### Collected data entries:
---------------
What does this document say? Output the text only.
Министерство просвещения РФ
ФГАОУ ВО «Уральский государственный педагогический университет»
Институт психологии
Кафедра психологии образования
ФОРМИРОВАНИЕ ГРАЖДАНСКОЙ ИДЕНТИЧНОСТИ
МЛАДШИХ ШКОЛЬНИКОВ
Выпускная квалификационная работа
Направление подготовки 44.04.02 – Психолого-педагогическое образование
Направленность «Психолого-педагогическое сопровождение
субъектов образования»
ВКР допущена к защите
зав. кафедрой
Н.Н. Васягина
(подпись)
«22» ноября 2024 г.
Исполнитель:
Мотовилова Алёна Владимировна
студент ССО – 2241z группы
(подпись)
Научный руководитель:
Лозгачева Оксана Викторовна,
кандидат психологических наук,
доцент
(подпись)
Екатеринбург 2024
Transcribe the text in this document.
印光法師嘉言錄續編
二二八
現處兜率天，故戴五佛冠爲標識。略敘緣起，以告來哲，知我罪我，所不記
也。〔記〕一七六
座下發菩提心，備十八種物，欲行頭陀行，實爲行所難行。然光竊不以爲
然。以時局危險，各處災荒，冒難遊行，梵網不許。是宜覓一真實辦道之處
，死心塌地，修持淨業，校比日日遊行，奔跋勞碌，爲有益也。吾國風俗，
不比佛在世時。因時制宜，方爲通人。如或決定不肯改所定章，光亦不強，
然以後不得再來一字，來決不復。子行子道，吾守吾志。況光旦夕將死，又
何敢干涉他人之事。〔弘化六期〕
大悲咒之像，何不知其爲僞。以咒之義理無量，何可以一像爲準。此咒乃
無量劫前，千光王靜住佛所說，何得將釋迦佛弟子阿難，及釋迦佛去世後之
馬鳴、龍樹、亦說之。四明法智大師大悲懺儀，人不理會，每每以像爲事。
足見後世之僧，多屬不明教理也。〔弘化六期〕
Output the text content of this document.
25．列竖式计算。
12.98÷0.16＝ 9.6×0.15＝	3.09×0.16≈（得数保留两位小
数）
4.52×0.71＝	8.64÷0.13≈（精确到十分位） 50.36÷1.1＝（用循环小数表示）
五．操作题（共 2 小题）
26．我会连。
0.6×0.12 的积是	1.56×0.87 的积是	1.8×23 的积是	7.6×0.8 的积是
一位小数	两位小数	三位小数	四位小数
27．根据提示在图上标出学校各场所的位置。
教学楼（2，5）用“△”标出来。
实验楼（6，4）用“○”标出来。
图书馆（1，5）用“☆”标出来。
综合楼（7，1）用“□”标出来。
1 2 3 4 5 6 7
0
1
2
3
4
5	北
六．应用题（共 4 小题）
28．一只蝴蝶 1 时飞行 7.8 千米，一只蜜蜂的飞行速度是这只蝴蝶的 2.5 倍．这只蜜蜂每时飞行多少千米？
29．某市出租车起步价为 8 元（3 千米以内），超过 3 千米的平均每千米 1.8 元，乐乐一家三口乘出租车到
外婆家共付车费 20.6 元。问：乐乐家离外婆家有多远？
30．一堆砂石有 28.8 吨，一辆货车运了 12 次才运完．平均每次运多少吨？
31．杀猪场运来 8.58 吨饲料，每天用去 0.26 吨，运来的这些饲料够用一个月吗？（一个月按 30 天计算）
---------------
### Work required:
Gather each line in these records that contains the string "педагогическое".

### Correct response:
Направление подготовки 44.04.02 – Психолого-педагогическое образование
Направленность «Психолого-педагогическое сопровождение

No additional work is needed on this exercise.